## THE PROBLEM
Leave out the pictures and copy every record exactly.

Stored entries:
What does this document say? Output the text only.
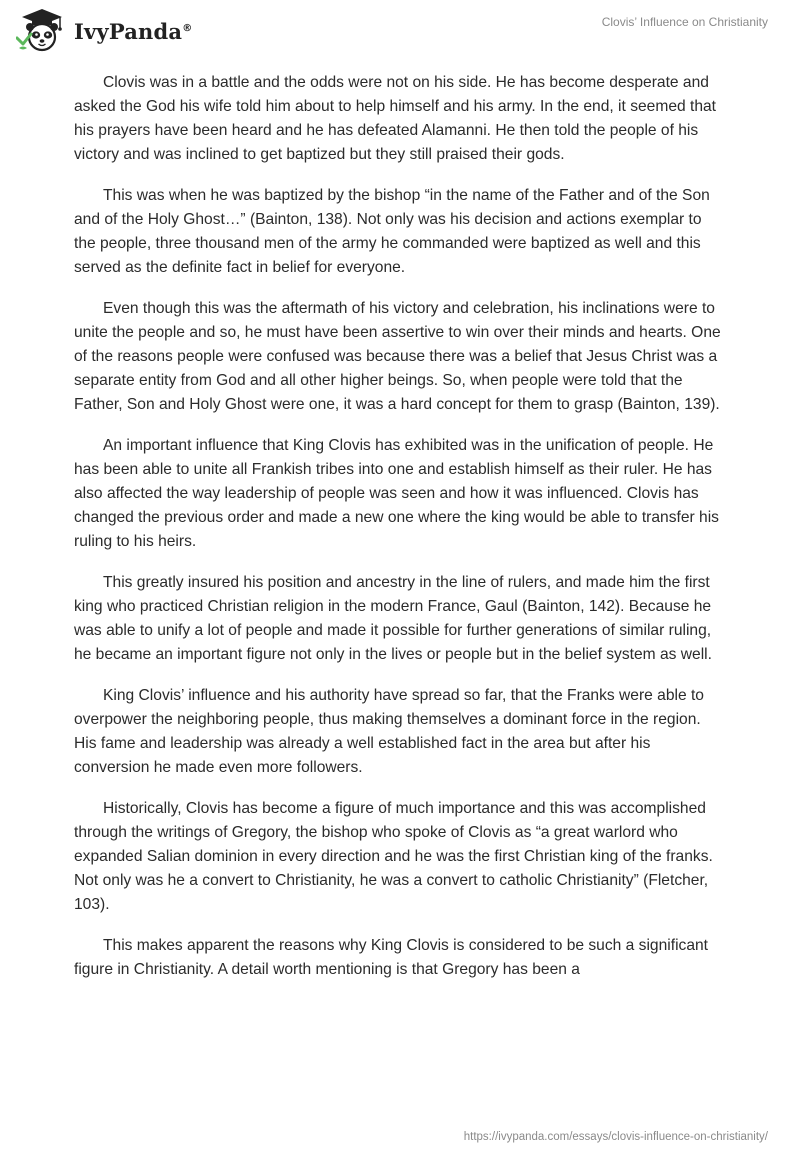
IvyPanda®	Clovis’ Influence on Christianity

Clovis was in a battle and the odds were not on his side. He has become desperate and asked the God his wife told him about to help himself and his army. In the end, it seemed that his prayers have been heard and he has defeated Alamanni. He then told the people of his victory and was inclined to get baptized but they still praised their gods.

This was when he was baptized by the bishop “in the name of the Father and of the Son and of the Holy Ghost…” (Bainton, 138). Not only was his decision and actions exemplar to the people, three thousand men of the army he commanded were baptized as well and this served as the definite fact in belief for everyone.

Even though this was the aftermath of his victory and celebration, his inclinations were to unite the people and so, he must have been assertive to win over their minds and hearts. One of the reasons people were confused was because there was a belief that Jesus Christ was a separate entity from God and all other higher beings. So, when people were told that the Father, Son and Holy Ghost were one, it was a hard concept for them to grasp (Bainton, 139).

An important influence that King Clovis has exhibited was in the unification of people. He has been able to unite all Frankish tribes into one and establish himself as their ruler. He has also affected the way leadership of people was seen and how it was influenced. Clovis has changed the previous order and made a new one where the king would be able to transfer his ruling to his heirs.

This greatly insured his position and ancestry in the line of rulers, and made him the first king who practiced Christian religion in the modern France, Gaul (Bainton, 142). Because he was able to unify a lot of people and made it possible for further generations of similar ruling, he became an important figure not only in the lives or people but in the belief system as well.

King Clovis’ influence and his authority have spread so far, that the Franks were able to overpower the neighboring people, thus making themselves a dominant force in the region. His fame and leadership was already a well established fact in the area but after his conversion he made even more followers.

Historically, Clovis has become a figure of much importance and this was accomplished through the writings of Gregory, the bishop who spoke of Clovis as “a great warlord who expanded Salian dominion in every direction and he was the first Christian king of the franks. Not only was he a convert to Christianity, he was a convert to catholic Christianity” (Fletcher, 103).

This makes apparent the reasons why King Clovis is considered to be such a significant figure in Christianity. A detail worth mentioning is that Gregory has been a

https://ivypanda.com/essays/clovis-influence-on-christianity/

## RESULT
What does this document say? Output the text only.
IvyPanda®	Clovis’ Influence on Christianity

Clovis was in a battle and the odds were not on his side. He has become desperate and asked the God his wife told him about to help himself and his army. In the end, it seemed that his prayers have been heard and he has defeated Alamanni. He then told the people of his victory and was inclined to get baptized but they still praised their gods.

This was when he was baptized by the bishop “in the name of the Father and of the Son and of the Holy Ghost…” (Bainton, 138). Not only was his decision and actions exemplar to the people, three thousand men of the army he commanded were baptized as well and this served as the definite fact in belief for everyone.

Even though this was the aftermath of his victory and celebration, his inclinations were to unite the people and so, he must have been assertive to win over their minds and hearts. One of the reasons people were confused was because there was a belief that Jesus Christ was a separate entity from God and all other higher beings. So, when people were told that the Father, Son and Holy Ghost were one, it was a hard concept for them to grasp (Bainton, 139).

An important influence that King Clovis has exhibited was in the unification of people. He has been able to unite all Frankish tribes into one and establish himself as their ruler. He has also affected the way leadership of people was seen and how it was influenced. Clovis has changed the previous order and made a new one where the king would be able to transfer his ruling to his heirs.

This greatly insured his position and ancestry in the line of rulers, and made him the first king who practiced Christian religion in the modern France, Gaul (Bainton, 142). Because he was able to unify a lot of people and made it possible for further generations of similar ruling, he became an important figure not only in the lives or people but in the belief system as well.

King Clovis’ influence and his authority have spread so far, that the Franks were able to overpower the neighboring people, thus making themselves a dominant force in the region. His fame and leadership was already a well established fact in the area but after his conversion he made even more followers.

Historically, Clovis has become a figure of much importance and this was accomplished through the writings of Gregory, the bishop who spoke of Clovis as “a great warlord who expanded Salian dominion in every direction and he was the first Christian king of the franks. Not only was he a convert to Christianity, he was a convert to catholic Christianity” (Fletcher, 103).

This makes apparent the reasons why King Clovis is considered to be such a significant figure in Christianity. A detail worth mentioning is that Gregory has been a

https://ivypanda.com/essays/clovis-influence-on-christianity/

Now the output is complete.